*GIVEN REQUEST*. Without altering anything, output the material below.
──────────────────────────────
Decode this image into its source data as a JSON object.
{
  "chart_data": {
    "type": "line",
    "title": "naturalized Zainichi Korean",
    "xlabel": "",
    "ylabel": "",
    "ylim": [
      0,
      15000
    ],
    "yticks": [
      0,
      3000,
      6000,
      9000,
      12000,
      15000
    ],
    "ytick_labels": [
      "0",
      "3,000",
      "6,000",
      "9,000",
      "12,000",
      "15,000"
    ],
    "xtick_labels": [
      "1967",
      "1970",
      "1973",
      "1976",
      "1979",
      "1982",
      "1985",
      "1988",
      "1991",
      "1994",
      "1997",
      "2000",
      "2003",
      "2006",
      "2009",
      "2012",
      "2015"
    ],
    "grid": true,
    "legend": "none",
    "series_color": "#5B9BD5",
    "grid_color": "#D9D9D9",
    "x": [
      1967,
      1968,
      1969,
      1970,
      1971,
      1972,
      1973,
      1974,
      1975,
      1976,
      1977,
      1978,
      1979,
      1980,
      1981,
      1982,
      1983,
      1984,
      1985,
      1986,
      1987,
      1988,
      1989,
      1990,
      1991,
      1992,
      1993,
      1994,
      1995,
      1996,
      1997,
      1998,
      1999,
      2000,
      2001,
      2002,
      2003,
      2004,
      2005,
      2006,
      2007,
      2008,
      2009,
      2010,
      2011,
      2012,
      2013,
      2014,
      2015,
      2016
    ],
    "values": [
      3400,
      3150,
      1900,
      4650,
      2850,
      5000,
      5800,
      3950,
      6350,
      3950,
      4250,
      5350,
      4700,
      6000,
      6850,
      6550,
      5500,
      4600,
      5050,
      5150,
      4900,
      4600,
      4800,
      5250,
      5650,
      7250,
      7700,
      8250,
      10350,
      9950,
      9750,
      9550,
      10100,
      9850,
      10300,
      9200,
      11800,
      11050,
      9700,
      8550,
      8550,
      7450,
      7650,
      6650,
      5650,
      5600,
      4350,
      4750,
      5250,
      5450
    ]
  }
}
──────────────────────────────
*THE ANSWER*.
Decode this image into its source data as a JSON object.
{
  "chart_data": {
    "type": "line",
    "title": "naturalized Zainichi Korean",
    "xlabel": "",
    "ylabel": "",
    "ylim": [
      0,
      15000
    ],
    "yticks": [
      0,
      3000,
      6000,
      9000,
      12000,
      15000
    ],
    "ytick_labels": [
      "0",
      "3,000",
      "6,000",
      "9,000",
      "12,000",
      "15,000"
    ],
    "xtick_labels": [
      "1967",
      "1970",
      "1973",
      "1976",
      "1979",
      "1982",
      "1985",
      "1988",
      "1991",
      "1994",
      "1997",
      "2000",
      "2003",
      "2006",
      "2009",
      "2012",
      "2015"
    ],
    "grid": true,
    "legend": "none",
    "series_color": "#5B9BD5",
    "grid_color": "#D9D9D9",
    "x": [
      1967,
      1968,
      1969,
      1970,
      1971,
      1972,
      1973,
      1974,
      1975,
      1976,
      1977,
      1978,
      1979,
      1980,
      1981,
      1982,
      1983,
      1984,
      1985,
      1986,
      1987,
      1988,
      1989,
      1990,
      1991,
      1992,
      1993,
      1994,
      1995,
      1996,
      1997,
      1998,
      1999,
      2000,
      2001,
      2002,
      2003,
      2004,
      2005,
      2006,
      2007,
      2008,
      2009,
      2010,
      2011,
      2012,
      2013,
      2014,
      2015,
      2016
    ],
    "values": [
      3400,
      3150,
      1900,
      4650,
      2850,
      5000,
      5800,
      3950,
      6350,
      3950,
      4250,
      5350,
      4700,
      6000,
      6850,
      6550,
      5500,
      4600,
      5050,
      5150,
      4900,
      4600,
      4800,
      5250,
      5650,
      7250,
      7700,
      8250,
      10350,
      9950,
      9750,
      9550,
      10100,
      9850,
      10300,
      9200,
      11800,
      11050,
      9700,
      8550,
      8550,
      7450,
      7650,
      6650,
      5650,
      5600,
      4350,
      4750,
      5250,
      5450
    ]
  }
}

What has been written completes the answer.